TASK MATERIAL -
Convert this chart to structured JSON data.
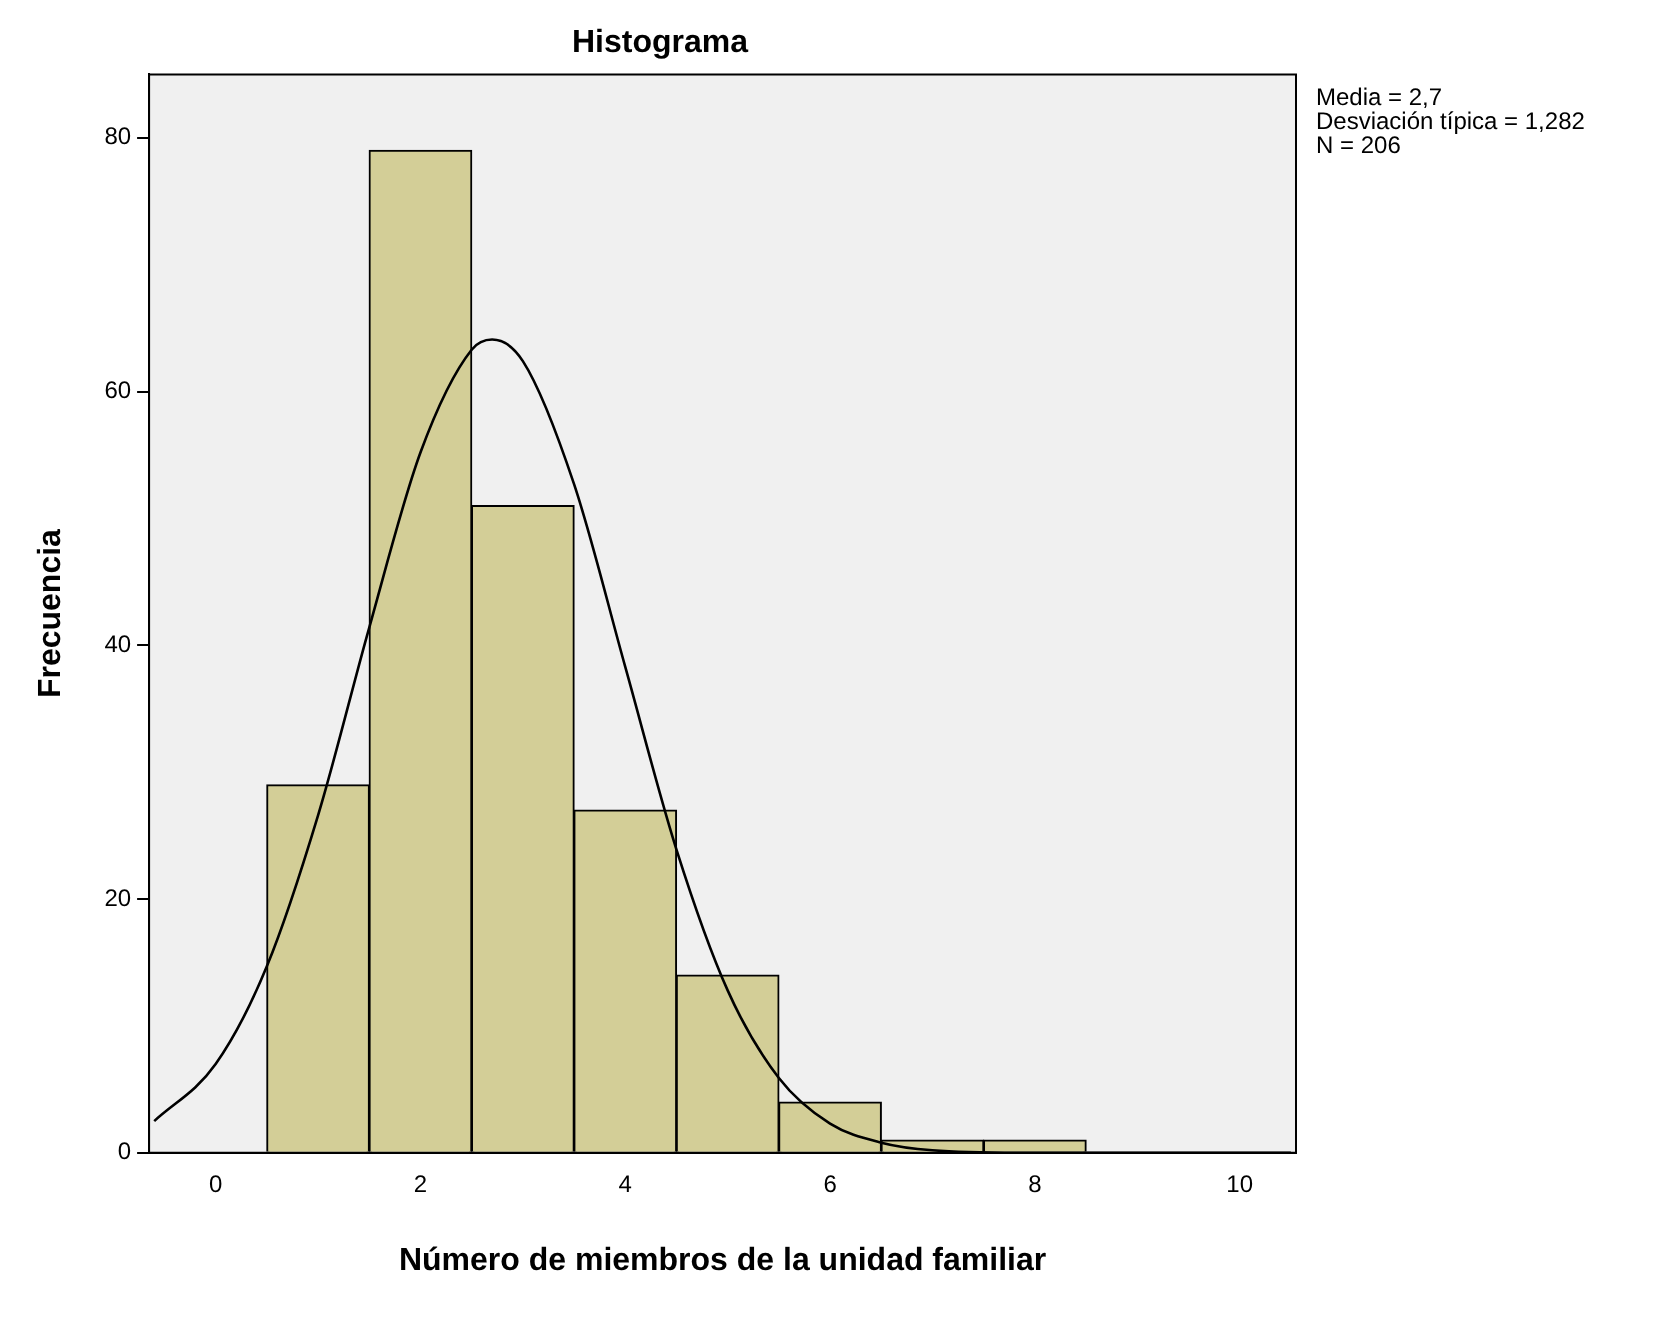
{
  "chart_data": {
    "type": "histogram",
    "title": "Histograma",
    "xlabel": "Número de miembros de la unidad familiar",
    "ylabel": "Frecuencia",
    "bins": [
      0.5,
      1.5,
      2.5,
      3.5,
      4.5,
      5.5,
      6.5,
      7.5,
      8.5,
      9.5,
      10.5
    ],
    "values": [
      29,
      79,
      51,
      27,
      14,
      4,
      1,
      1,
      0,
      0
    ],
    "color": "#d3ce97",
    "series": [
      {
        "type": "line",
        "color": "#000000",
        "x": [
          -0.6,
          0,
          0.5,
          1,
          1.5,
          2,
          2.5,
          2.7,
          3,
          3.5,
          4,
          4.5,
          5,
          5.5,
          6,
          6.5,
          7,
          8,
          9,
          10.5
        ],
        "values": [
          2.5,
          7,
          14.7,
          26.6,
          41.4,
          55.2,
          63.3,
          64.1,
          62.4,
          52.7,
          38.3,
          23.9,
          12.8,
          5.9,
          2.3,
          0.8,
          0.2,
          0,
          0,
          0
        ]
      }
    ],
    "xlim": [
      -0.65,
      10.55
    ],
    "xticks": [
      0,
      2,
      4,
      6,
      8,
      10
    ],
    "ylim": [
      0,
      85
    ],
    "yticks": [
      0,
      20,
      40,
      60,
      80
    ],
    "grid": false,
    "legend": false,
    "annotations": [
      "Media = 2,7",
      "Desviación típica = 1,282",
      "N = 206"
    ]
  }
}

DESCRIPTION OF THE TASK - Transcribe the whole listing exactly. Pictures stay out of your copy.

SOLUTION FOR THIS EXERCISE -
Convert this chart to structured JSON data.
{
  "chart_data": {
    "type": "histogram",
    "title": "Histograma",
    "xlabel": "Número de miembros de la unidad familiar",
    "ylabel": "Frecuencia",
    "bins": [
      0.5,
      1.5,
      2.5,
      3.5,
      4.5,
      5.5,
      6.5,
      7.5,
      8.5,
      9.5,
      10.5
    ],
    "values": [
      29,
      79,
      51,
      27,
      14,
      4,
      1,
      1,
      0,
      0
    ],
    "color": "#d3ce97",
    "series": [
      {
        "type": "line",
        "color": "#000000",
        "x": [
          -0.6,
          0,
          0.5,
          1,
          1.5,
          2,
          2.5,
          2.7,
          3,
          3.5,
          4,
          4.5,
          5,
          5.5,
          6,
          6.5,
          7,
          8,
          9,
          10.5
        ],
        "values": [
          2.5,
          7,
          14.7,
          26.6,
          41.4,
          55.2,
          63.3,
          64.1,
          62.4,
          52.7,
          38.3,
          23.9,
          12.8,
          5.9,
          2.3,
          0.8,
          0.2,
          0,
          0,
          0
        ]
      }
    ],
    "xlim": [
      -0.65,
      10.55
    ],
    "xticks": [
      0,
      2,
      4,
      6,
      8,
      10
    ],
    "ylim": [
      0,
      85
    ],
    "yticks": [
      0,
      20,
      40,
      60,
      80
    ],
    "grid": false,
    "legend": false,
    "annotations": [
      "Media = 2,7",
      "Desviación típica = 1,282",
      "N = 206"
    ]
  }
}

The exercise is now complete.